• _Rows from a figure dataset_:
────────────────
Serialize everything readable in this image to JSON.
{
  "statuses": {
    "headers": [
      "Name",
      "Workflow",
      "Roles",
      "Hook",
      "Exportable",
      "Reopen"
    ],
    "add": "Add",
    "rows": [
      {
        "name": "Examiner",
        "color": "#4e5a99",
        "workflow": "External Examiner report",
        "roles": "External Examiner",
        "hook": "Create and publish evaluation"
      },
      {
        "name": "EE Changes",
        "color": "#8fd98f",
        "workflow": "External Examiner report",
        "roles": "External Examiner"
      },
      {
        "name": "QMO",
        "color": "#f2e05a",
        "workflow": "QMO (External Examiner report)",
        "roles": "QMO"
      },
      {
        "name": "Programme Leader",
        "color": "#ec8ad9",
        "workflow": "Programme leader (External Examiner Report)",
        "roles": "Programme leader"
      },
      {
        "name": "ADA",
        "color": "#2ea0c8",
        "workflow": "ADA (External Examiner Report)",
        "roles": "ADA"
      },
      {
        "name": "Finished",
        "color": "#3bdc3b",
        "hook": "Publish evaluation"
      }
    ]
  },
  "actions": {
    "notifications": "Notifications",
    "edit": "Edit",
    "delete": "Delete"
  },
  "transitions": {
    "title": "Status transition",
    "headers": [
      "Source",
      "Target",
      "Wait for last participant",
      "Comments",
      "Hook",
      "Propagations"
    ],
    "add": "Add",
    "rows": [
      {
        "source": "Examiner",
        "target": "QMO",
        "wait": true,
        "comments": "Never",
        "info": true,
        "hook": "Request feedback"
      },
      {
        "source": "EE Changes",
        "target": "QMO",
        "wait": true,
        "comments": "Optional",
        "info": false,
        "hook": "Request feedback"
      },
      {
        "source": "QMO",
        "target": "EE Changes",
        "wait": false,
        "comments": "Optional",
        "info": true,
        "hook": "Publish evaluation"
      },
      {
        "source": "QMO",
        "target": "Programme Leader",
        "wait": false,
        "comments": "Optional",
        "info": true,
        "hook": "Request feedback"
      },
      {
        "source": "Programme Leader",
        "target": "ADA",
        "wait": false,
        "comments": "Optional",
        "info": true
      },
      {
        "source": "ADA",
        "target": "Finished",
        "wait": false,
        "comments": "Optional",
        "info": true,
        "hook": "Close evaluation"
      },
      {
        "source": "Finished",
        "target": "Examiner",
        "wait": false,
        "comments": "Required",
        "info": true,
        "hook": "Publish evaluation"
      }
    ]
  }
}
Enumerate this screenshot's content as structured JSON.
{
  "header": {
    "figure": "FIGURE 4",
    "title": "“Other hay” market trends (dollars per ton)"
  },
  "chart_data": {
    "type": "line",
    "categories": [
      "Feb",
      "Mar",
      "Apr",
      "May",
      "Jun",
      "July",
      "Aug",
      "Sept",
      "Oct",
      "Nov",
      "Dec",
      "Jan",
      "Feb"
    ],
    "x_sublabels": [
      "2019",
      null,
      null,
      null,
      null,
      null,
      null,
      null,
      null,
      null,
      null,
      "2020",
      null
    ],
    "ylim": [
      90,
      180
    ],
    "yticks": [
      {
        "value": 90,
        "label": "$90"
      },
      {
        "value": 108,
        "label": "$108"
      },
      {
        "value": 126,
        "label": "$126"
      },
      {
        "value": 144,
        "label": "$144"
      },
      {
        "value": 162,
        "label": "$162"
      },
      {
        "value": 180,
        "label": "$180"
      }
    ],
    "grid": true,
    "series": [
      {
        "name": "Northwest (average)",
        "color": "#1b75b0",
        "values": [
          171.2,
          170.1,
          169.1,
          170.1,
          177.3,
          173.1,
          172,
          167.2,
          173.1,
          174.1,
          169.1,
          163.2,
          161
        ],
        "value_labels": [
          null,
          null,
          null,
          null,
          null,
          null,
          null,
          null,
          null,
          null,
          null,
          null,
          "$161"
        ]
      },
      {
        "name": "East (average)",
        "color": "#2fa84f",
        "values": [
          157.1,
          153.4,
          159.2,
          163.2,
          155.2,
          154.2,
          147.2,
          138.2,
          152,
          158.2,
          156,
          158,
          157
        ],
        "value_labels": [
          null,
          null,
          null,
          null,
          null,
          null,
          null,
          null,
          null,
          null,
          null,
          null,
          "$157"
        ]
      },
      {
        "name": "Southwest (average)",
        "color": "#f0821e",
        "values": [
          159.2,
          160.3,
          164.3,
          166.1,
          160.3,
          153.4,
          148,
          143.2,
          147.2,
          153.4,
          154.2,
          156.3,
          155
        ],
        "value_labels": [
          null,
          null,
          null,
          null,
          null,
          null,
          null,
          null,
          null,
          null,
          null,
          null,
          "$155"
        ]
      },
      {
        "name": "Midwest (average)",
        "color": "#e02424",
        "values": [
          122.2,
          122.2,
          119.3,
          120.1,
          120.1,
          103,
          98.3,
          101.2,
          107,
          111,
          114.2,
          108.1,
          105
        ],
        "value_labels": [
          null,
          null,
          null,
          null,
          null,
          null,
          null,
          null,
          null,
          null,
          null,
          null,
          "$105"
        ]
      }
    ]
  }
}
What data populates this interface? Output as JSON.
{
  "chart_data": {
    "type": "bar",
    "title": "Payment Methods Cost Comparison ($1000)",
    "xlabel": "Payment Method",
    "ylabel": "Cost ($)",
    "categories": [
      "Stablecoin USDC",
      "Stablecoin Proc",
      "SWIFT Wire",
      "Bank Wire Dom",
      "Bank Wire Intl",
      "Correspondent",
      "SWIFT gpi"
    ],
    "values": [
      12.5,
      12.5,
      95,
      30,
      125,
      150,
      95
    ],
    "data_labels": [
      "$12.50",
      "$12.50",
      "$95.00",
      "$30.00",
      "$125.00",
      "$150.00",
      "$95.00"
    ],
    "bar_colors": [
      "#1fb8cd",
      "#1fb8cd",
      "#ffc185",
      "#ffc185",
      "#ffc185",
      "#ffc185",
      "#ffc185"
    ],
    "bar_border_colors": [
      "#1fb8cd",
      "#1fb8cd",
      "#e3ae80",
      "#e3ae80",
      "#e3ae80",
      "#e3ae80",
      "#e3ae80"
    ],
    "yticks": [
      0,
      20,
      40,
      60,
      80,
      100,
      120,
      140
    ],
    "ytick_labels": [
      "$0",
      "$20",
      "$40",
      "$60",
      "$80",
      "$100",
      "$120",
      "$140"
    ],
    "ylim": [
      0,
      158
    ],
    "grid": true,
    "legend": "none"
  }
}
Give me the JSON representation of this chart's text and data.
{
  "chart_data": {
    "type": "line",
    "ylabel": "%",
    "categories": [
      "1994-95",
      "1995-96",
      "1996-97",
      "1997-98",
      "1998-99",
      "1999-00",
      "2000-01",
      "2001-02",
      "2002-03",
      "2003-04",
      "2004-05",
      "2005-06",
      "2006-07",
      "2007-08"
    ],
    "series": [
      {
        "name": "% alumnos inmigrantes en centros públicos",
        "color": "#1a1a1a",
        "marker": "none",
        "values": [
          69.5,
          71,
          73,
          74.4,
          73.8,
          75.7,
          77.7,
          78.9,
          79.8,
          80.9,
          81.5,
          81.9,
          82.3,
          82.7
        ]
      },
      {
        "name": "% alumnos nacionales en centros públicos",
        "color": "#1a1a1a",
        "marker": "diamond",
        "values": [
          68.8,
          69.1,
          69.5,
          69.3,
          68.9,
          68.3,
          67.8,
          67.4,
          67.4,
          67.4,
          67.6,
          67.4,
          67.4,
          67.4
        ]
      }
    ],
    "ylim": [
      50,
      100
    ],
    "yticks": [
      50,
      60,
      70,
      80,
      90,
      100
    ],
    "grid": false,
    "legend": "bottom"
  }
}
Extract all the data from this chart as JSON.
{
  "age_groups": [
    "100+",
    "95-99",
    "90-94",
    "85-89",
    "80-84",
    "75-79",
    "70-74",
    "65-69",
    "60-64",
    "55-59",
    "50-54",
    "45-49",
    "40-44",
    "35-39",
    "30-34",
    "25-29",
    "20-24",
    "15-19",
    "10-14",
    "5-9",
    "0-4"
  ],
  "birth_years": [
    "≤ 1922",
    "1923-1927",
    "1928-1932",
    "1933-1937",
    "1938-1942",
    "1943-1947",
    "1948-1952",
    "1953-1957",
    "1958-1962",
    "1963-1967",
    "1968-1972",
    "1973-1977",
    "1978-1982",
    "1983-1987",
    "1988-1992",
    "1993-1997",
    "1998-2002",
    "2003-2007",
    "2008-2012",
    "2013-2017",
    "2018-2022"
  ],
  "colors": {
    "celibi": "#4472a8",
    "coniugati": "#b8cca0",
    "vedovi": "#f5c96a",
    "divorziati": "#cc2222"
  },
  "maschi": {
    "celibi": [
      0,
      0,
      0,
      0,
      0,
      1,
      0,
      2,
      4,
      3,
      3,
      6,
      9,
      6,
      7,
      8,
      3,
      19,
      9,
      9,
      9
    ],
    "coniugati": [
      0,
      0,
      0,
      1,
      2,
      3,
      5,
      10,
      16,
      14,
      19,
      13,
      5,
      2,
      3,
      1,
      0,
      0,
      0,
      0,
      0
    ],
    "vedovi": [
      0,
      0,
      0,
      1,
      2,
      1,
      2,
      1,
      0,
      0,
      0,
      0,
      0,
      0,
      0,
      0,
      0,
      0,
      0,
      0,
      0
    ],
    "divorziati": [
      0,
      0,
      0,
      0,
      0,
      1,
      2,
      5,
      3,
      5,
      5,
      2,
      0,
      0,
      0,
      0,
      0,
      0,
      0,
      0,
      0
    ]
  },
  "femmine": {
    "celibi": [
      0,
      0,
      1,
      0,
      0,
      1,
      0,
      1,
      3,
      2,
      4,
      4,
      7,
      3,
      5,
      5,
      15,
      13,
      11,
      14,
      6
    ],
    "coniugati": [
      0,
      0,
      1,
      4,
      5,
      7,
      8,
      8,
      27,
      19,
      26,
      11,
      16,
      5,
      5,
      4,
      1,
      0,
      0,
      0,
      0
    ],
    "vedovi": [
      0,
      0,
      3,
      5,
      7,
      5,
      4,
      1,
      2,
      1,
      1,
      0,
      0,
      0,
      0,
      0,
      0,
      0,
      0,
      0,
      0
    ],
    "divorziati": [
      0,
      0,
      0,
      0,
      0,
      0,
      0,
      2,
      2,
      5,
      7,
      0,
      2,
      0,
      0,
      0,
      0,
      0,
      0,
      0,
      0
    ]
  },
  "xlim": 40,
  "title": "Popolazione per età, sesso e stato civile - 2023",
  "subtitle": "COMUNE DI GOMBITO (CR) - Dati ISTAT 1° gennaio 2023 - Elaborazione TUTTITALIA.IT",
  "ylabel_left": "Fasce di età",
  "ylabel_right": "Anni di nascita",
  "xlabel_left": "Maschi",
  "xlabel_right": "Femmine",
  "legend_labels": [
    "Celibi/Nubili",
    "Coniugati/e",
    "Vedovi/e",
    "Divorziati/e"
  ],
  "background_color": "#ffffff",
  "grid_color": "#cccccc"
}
────────────────
• _PROBLEM STATEMENT_: Pull out all lines of the data with the string "Examiner".

• _REPLY TO THE TASK_:
        "name": "Examiner",
        "workflow": "External Examiner report",
        "roles": "External Examiner",
        "workflow": "External Examiner report",
        "roles": "External Examiner"
        "workflow": "QMO (External Examiner report)",
        "workflow": "Programme leader (External Examiner Report)",
        "workflow": "ADA (External Examiner Report)",
        "source": "Examiner",
        "target": "Examiner",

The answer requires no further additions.